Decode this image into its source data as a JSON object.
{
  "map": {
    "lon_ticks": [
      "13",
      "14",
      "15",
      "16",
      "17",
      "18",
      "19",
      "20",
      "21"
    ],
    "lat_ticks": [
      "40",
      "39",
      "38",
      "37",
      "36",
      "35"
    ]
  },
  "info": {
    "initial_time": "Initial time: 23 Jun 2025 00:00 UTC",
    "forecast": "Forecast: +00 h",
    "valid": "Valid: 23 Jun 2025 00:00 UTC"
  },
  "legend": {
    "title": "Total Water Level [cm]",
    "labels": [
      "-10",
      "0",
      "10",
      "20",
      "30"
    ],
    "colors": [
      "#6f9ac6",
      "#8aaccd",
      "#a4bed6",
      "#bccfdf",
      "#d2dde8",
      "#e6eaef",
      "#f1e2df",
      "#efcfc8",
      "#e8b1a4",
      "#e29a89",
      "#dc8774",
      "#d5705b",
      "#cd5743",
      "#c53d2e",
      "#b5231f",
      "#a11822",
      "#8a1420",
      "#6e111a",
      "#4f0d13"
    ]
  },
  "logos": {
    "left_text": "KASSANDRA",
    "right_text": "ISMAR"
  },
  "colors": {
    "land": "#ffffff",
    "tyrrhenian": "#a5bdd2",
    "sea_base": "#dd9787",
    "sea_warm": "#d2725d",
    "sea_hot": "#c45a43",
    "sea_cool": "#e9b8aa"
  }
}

[What is being asked]: From the records above, please extract every line and repeat it exactly.

[Written answer]:
Decode this image into its source data as a JSON object.
{
  "map": {
    "lon_ticks": [
      "13",
      "14",
      "15",
      "16",
      "17",
      "18",
      "19",
      "20",
      "21"
    ],
    "lat_ticks": [
      "40",
      "39",
      "38",
      "37",
      "36",
      "35"
    ]
  },
  "info": {
    "initial_time": "Initial time: 23 Jun 2025 00:00 UTC",
    "forecast": "Forecast: +00 h",
    "valid": "Valid: 23 Jun 2025 00:00 UTC"
  },
  "legend": {
    "title": "Total Water Level [cm]",
    "labels": [
      "-10",
      "0",
      "10",
      "20",
      "30"
    ],
    "colors": [
      "#6f9ac6",
      "#8aaccd",
      "#a4bed6",
      "#bccfdf",
      "#d2dde8",
      "#e6eaef",
      "#f1e2df",
      "#efcfc8",
      "#e8b1a4",
      "#e29a89",
      "#dc8774",
      "#d5705b",
      "#cd5743",
      "#c53d2e",
      "#b5231f",
      "#a11822",
      "#8a1420",
      "#6e111a",
      "#4f0d13"
    ]
  },
  "logos": {
    "left_text": "KASSANDRA",
    "right_text": "ISMAR"
  },
  "colors": {
    "land": "#ffffff",
    "tyrrhenian": "#a5bdd2",
    "sea_base": "#dd9787",
    "sea_warm": "#d2725d",
    "sea_hot": "#c45a43",
    "sea_cool": "#e9b8aa"
  }
}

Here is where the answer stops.